Dataset entries

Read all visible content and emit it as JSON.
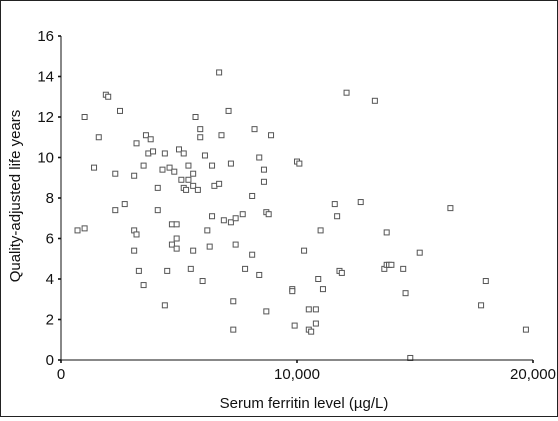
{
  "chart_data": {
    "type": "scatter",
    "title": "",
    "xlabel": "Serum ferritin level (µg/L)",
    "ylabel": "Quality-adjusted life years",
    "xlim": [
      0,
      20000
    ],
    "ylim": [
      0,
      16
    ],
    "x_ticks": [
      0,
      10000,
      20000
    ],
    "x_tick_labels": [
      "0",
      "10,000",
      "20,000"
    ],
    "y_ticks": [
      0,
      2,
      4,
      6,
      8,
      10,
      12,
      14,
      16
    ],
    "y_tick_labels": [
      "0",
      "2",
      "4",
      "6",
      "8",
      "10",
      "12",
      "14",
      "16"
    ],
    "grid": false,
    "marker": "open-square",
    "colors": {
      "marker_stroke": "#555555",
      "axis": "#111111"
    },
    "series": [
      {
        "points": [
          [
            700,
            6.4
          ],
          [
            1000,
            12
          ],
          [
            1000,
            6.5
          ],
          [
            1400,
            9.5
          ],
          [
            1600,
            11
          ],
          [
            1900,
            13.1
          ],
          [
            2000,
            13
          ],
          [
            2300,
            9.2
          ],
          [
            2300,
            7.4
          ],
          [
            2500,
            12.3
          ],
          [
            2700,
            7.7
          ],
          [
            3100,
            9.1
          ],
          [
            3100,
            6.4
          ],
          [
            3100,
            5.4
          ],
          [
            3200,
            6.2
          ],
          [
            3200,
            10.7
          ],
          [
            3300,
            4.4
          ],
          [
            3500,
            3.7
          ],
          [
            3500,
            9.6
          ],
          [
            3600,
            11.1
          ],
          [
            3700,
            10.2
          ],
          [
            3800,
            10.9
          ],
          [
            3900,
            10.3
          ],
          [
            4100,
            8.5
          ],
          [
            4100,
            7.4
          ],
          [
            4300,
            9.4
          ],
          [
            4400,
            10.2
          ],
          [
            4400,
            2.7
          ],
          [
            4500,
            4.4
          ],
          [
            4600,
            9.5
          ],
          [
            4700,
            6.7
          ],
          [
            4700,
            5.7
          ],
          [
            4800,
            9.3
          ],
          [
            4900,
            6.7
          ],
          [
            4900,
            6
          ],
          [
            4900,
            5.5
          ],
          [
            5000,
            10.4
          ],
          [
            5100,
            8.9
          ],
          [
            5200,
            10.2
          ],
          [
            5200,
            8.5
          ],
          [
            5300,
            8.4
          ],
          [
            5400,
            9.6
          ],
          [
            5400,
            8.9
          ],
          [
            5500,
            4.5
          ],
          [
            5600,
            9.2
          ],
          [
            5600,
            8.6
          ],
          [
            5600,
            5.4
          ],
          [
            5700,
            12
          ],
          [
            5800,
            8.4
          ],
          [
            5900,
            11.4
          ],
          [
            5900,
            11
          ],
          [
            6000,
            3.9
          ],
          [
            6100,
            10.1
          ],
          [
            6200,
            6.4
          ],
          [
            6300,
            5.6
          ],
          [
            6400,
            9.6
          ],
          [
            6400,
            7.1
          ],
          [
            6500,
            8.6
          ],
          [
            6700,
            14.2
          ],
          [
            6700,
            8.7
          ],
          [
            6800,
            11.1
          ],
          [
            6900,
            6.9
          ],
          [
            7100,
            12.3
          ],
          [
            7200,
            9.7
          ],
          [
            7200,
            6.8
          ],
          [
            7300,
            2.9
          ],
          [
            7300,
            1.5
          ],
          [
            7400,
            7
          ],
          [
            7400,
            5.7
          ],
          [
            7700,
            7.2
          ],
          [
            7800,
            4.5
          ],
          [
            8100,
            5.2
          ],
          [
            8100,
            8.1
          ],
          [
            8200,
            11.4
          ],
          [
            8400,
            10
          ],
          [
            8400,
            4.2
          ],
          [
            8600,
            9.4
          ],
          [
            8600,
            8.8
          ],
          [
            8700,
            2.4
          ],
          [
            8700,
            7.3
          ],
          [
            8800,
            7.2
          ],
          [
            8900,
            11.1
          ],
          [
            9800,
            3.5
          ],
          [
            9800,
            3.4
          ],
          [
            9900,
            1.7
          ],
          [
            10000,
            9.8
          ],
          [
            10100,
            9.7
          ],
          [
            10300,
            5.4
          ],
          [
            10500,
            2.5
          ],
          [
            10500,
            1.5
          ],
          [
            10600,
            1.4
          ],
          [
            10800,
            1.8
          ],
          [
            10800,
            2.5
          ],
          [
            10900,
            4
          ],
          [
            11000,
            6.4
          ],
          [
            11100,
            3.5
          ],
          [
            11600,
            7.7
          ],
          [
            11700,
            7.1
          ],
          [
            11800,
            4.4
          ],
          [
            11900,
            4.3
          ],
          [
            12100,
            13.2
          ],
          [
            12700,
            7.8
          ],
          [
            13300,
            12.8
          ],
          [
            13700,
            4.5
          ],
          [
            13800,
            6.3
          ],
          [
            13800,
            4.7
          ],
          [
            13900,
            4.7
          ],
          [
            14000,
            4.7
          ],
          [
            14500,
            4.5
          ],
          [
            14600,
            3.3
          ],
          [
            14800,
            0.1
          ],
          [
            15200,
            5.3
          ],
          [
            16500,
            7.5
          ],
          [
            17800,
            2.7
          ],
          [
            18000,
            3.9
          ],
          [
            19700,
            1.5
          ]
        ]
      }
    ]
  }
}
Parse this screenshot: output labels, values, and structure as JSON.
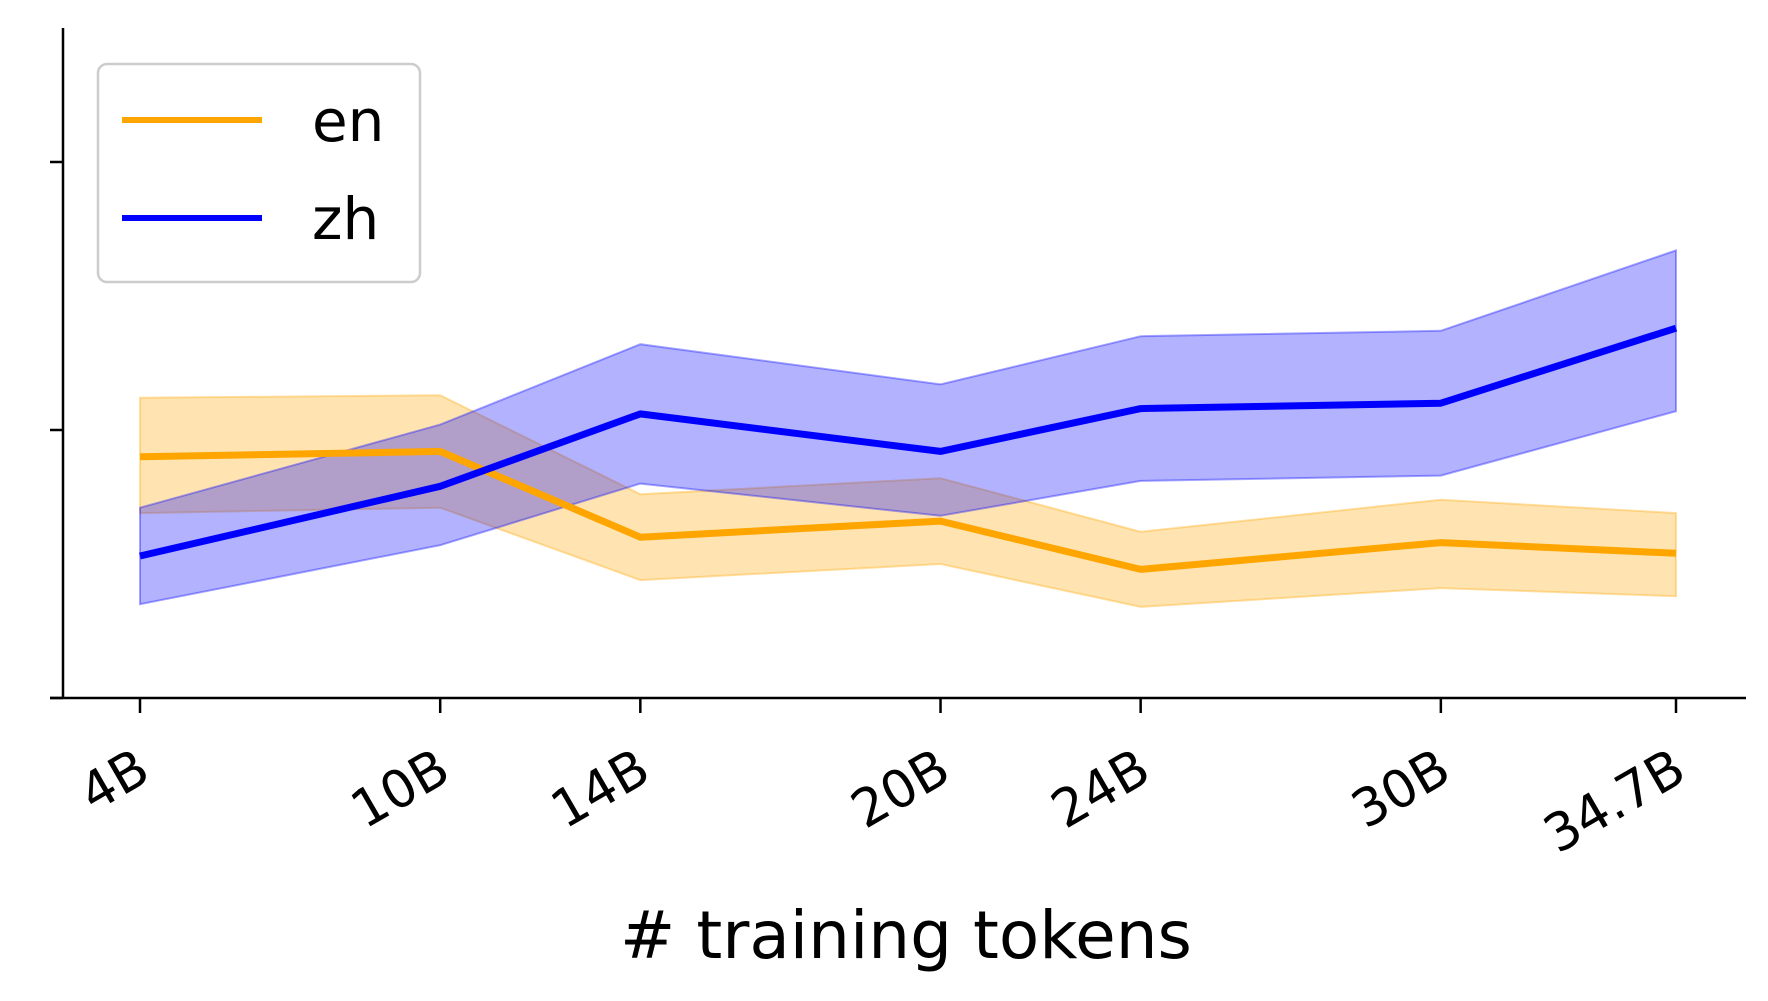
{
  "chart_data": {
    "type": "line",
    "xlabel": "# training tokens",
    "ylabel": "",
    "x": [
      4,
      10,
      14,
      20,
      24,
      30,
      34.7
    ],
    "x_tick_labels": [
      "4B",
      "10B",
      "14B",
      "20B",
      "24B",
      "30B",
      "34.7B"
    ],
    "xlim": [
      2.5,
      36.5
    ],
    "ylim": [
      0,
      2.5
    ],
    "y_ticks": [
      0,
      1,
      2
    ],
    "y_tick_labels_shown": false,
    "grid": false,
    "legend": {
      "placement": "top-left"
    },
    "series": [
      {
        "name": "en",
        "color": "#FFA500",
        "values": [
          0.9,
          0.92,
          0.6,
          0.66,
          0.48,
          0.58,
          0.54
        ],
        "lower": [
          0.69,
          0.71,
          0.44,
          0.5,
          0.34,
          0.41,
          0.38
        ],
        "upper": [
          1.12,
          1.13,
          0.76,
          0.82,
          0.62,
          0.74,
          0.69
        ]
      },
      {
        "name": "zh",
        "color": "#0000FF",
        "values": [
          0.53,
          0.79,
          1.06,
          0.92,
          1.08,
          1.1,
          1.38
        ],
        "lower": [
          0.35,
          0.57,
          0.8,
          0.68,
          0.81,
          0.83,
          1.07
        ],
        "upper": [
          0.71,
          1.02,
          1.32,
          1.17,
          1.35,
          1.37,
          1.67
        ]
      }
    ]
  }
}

* * *

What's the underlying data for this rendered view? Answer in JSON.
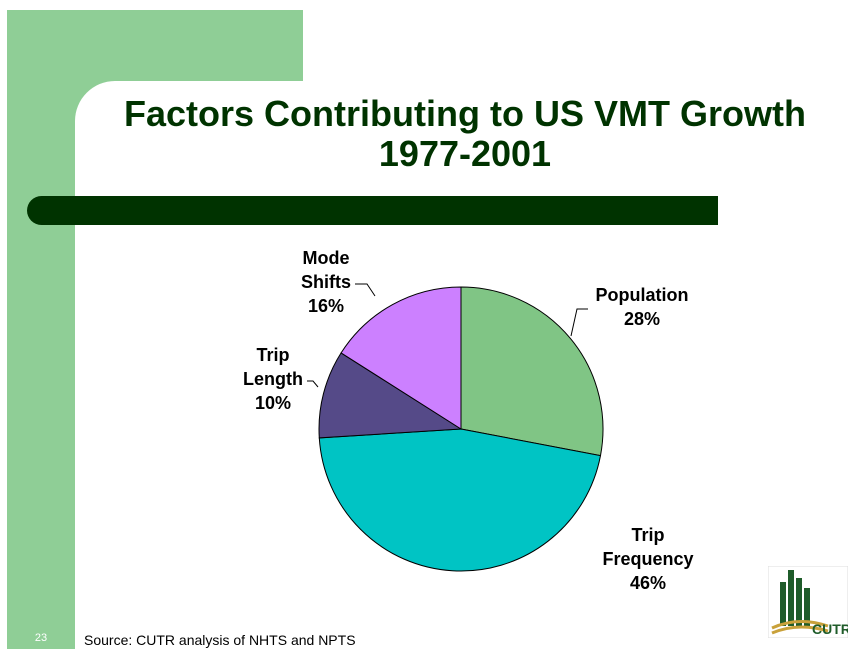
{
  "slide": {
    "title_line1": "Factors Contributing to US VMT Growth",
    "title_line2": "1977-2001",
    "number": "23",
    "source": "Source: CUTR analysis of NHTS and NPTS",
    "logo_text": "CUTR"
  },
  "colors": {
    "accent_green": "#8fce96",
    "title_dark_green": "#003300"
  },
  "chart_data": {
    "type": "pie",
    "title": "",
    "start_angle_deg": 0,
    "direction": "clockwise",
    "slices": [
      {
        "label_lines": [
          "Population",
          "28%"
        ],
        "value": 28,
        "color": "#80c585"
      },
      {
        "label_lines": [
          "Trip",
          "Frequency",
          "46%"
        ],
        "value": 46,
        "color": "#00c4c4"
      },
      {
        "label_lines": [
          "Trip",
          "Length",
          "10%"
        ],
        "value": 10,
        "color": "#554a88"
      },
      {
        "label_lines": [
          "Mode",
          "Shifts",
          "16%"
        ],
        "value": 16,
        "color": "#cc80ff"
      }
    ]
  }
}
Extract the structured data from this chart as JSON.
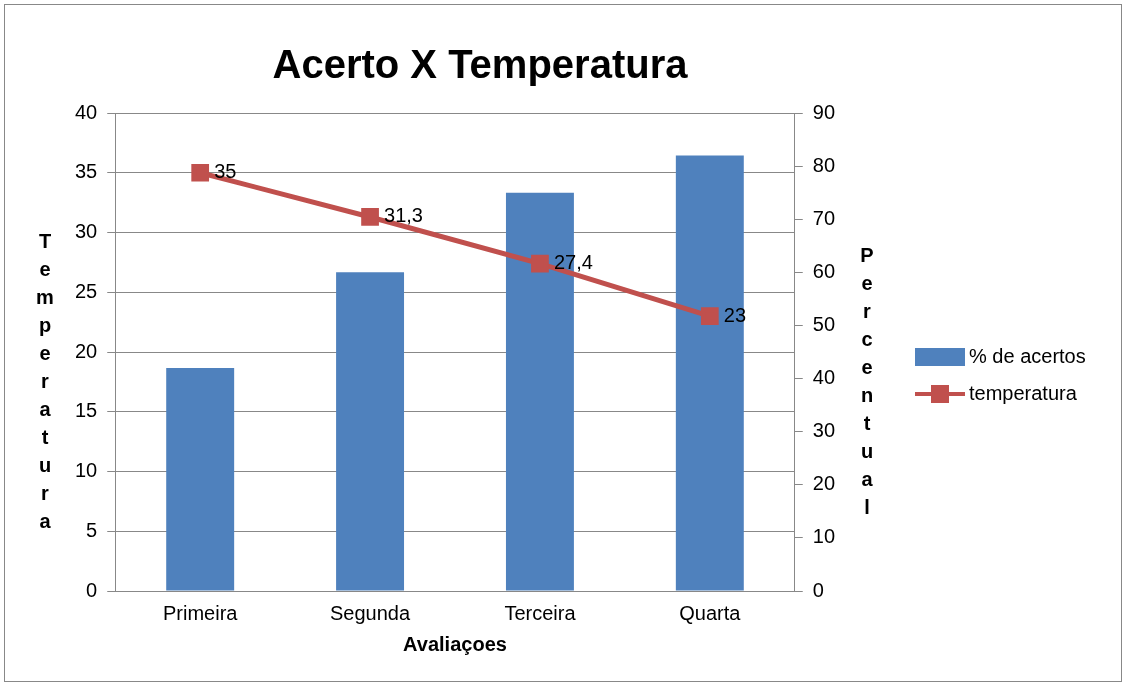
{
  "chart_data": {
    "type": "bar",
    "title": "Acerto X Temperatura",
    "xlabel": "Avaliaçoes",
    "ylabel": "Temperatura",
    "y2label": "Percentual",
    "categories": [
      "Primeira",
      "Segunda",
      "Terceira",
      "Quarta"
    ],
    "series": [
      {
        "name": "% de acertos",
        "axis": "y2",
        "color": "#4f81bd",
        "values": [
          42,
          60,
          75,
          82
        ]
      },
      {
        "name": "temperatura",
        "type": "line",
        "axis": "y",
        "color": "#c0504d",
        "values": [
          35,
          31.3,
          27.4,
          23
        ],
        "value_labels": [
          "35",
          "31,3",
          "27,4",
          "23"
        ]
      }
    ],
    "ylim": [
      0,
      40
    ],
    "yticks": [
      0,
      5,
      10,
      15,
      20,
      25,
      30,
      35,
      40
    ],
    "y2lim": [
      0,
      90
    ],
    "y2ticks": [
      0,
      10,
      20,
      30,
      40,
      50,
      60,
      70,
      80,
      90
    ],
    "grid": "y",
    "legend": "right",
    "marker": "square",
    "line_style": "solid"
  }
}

* * *

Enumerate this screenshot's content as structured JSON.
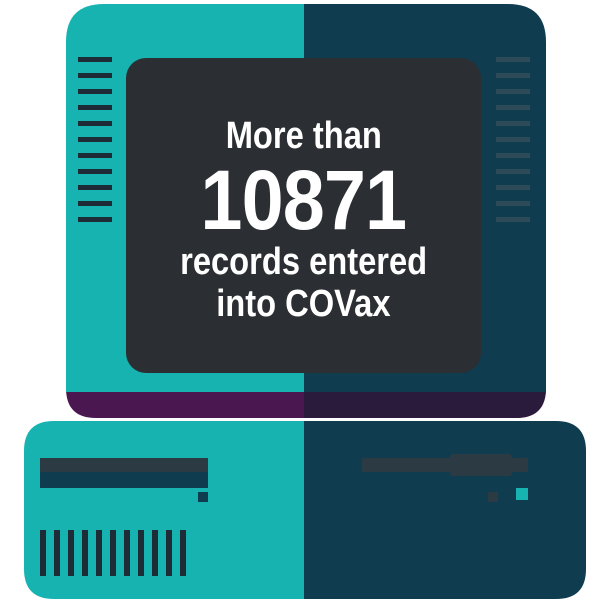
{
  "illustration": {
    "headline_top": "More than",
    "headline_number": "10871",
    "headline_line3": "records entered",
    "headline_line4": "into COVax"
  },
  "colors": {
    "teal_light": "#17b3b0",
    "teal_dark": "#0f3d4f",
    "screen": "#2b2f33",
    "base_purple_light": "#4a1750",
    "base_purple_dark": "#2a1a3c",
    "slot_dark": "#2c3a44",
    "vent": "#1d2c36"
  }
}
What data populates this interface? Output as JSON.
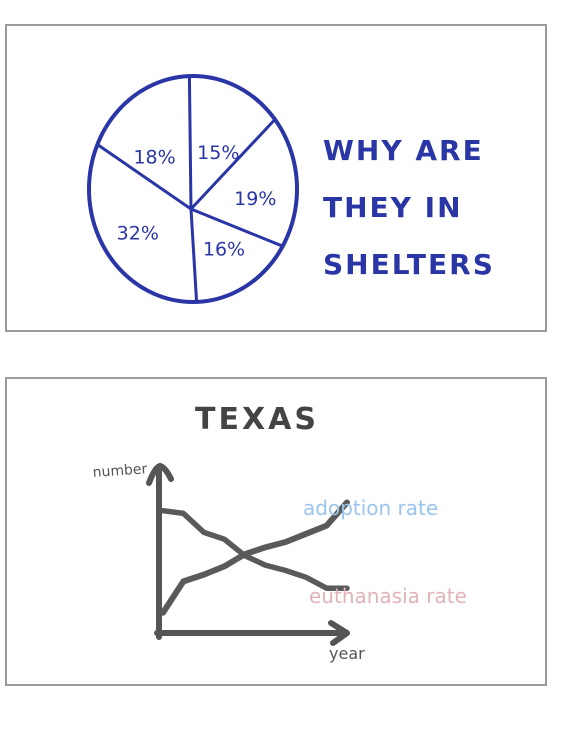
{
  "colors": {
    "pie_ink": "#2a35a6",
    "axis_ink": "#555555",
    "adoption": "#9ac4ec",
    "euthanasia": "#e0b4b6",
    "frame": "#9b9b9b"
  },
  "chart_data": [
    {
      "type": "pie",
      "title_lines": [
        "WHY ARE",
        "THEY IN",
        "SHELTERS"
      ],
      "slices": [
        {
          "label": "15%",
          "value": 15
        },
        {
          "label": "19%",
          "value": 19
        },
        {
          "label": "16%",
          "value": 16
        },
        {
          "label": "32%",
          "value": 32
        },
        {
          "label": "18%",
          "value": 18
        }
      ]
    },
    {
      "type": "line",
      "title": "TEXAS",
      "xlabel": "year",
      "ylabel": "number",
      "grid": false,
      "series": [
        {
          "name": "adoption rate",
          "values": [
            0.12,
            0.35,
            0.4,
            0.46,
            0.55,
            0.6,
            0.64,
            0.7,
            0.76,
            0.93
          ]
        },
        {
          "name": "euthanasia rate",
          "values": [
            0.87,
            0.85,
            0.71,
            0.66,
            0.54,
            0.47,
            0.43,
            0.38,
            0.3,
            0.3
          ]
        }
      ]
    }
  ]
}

### Written problem
Whichever lines contain the string "false", select and copy them.

### Written answer
    "grid": false,
    "y_tick_labels_shown": false,
    "grid": false,
      "grid": false,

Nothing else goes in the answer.